• WHAT THE TASK REQUIRES
Search the material for the string "below" and copy each line where it occurs.

----

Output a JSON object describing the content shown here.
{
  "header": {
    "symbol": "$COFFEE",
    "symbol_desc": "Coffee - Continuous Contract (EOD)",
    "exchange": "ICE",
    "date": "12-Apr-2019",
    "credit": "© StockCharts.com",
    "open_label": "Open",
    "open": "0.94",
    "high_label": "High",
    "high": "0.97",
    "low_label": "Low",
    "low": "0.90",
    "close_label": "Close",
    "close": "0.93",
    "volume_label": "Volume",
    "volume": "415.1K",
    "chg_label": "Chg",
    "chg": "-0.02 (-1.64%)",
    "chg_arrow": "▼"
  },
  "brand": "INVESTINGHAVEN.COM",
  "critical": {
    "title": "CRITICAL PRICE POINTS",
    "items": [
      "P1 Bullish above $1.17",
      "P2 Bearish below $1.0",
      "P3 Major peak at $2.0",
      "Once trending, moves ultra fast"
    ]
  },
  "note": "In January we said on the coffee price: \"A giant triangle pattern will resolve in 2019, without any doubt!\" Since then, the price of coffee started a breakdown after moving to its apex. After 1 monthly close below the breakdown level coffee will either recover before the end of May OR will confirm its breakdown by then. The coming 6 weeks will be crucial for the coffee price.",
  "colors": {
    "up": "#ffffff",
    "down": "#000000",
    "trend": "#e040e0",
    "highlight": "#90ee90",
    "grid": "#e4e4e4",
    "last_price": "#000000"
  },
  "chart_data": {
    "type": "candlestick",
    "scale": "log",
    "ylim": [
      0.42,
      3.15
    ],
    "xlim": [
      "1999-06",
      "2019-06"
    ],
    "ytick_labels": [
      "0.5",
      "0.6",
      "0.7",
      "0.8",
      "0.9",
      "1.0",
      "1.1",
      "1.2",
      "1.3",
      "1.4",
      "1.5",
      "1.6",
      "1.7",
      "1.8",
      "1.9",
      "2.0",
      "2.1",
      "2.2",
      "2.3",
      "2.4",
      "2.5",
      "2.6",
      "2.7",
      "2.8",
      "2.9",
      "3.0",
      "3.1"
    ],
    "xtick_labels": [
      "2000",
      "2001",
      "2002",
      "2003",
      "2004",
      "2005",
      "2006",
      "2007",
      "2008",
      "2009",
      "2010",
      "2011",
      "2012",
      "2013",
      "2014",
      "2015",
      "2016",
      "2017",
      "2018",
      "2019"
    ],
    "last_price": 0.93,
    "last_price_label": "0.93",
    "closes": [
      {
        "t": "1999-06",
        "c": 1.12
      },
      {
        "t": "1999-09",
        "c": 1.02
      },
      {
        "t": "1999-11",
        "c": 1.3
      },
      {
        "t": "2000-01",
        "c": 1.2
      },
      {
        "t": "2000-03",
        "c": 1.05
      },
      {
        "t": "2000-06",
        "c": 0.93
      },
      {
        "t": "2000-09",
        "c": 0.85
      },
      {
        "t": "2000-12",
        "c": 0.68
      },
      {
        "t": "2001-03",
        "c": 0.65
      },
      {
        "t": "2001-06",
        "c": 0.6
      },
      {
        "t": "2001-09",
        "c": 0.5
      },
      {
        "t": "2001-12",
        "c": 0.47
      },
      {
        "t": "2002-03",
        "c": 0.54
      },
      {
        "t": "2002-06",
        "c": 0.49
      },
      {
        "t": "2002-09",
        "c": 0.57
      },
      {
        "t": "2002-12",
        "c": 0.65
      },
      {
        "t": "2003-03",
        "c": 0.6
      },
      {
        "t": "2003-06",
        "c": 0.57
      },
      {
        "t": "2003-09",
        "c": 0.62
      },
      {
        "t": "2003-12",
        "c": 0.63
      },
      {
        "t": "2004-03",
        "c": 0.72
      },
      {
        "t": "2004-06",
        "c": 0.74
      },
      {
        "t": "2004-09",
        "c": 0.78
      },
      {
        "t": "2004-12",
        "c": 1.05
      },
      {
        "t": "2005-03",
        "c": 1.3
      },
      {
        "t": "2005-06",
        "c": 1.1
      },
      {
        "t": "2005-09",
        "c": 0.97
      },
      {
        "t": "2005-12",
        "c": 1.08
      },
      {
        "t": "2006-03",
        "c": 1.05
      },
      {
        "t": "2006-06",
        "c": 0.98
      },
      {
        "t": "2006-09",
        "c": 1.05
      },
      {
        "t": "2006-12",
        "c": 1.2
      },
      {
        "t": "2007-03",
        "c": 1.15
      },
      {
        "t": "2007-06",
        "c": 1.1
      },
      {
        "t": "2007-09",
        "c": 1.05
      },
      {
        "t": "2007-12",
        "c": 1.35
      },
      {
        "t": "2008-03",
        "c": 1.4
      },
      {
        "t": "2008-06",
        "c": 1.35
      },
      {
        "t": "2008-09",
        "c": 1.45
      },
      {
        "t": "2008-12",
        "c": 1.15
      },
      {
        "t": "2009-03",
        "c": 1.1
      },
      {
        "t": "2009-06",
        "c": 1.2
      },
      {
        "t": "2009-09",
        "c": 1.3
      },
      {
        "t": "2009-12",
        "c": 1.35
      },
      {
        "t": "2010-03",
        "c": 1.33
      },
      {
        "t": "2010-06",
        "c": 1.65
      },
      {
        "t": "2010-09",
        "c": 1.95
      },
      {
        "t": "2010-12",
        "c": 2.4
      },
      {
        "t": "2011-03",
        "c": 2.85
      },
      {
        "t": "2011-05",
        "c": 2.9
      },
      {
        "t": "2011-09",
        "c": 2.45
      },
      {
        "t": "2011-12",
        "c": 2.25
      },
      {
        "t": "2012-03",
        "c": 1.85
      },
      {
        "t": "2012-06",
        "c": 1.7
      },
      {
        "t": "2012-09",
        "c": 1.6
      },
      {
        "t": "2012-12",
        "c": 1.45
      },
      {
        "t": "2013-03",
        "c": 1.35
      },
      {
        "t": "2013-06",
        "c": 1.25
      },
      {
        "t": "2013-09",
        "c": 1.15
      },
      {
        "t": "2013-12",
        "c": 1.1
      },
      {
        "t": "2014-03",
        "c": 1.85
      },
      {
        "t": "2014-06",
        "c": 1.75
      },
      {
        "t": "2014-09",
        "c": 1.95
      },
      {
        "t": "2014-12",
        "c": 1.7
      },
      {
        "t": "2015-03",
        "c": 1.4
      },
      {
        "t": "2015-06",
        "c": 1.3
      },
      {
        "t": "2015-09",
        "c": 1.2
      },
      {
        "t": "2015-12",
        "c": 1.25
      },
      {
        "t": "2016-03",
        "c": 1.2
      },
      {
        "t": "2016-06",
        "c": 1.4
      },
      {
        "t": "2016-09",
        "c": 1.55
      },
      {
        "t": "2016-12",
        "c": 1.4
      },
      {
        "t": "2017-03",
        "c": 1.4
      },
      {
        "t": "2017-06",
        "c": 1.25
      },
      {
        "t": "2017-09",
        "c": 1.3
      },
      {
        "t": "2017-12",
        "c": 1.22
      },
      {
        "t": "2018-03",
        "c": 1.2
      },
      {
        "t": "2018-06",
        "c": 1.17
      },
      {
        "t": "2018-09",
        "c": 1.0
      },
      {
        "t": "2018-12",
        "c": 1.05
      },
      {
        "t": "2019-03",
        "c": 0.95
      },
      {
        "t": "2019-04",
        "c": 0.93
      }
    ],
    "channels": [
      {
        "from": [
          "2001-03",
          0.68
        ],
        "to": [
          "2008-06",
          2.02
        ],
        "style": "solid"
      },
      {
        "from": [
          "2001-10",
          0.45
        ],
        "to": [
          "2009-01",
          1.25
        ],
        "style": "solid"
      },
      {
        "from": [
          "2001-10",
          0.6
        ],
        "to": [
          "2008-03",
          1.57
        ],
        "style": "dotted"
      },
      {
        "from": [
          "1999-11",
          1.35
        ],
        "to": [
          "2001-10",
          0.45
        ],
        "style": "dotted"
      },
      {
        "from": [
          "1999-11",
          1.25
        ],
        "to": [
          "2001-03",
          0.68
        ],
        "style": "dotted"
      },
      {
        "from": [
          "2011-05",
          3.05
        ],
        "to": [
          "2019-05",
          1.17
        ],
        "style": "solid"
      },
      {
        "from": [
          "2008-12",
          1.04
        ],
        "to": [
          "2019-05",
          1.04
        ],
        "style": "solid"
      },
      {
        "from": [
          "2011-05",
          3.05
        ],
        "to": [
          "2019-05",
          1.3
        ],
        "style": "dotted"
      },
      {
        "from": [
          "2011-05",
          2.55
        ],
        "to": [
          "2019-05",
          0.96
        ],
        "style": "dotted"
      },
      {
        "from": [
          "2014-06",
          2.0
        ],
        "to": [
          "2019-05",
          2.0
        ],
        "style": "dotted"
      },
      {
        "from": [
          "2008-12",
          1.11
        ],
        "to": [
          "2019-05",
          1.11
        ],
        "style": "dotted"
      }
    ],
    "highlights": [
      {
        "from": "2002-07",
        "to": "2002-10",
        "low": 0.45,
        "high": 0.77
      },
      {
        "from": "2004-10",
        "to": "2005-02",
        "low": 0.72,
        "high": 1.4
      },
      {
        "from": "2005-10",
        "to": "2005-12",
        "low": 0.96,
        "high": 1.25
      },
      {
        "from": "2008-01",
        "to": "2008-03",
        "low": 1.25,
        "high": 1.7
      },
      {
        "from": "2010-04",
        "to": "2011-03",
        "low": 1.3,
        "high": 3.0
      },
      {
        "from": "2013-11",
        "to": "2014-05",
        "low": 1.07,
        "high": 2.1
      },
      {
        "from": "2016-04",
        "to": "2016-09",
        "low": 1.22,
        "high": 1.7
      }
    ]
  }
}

----

• TASK SOLUTION
      "P2 Bearish below $1.0",
  "note": "In January we said on the coffee price: \"A giant triangle pattern will resolve in 2019, without any doubt!\" Since then, the price of coffee started a breakdown after moving to its apex. After 1 monthly close below the breakdown level coffee will either recover before the end of May OR will confirm its breakdown by then. The coming 6 weeks will be crucial for the coffee price.",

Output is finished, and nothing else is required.